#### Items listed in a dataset
++++++
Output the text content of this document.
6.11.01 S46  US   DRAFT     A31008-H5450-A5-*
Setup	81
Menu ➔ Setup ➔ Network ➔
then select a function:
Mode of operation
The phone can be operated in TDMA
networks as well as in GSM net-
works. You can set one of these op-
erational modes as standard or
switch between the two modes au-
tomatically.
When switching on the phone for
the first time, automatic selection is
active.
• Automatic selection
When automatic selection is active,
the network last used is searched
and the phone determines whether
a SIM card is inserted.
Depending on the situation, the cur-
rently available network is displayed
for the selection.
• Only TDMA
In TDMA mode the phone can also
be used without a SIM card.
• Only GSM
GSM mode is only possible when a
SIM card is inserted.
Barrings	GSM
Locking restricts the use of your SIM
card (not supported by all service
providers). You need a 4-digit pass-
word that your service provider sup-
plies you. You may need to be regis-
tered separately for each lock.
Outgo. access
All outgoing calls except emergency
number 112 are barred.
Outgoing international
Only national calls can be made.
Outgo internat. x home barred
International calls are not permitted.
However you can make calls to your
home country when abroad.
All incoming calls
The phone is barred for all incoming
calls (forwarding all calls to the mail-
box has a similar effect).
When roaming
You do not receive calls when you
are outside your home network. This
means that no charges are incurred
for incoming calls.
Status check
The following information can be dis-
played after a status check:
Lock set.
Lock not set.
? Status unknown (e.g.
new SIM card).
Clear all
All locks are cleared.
++++++
#### What is being asked
From the data above, show each line that contains "modes".

#### Correct answer
erational modes as standard or
switch between the two modes au-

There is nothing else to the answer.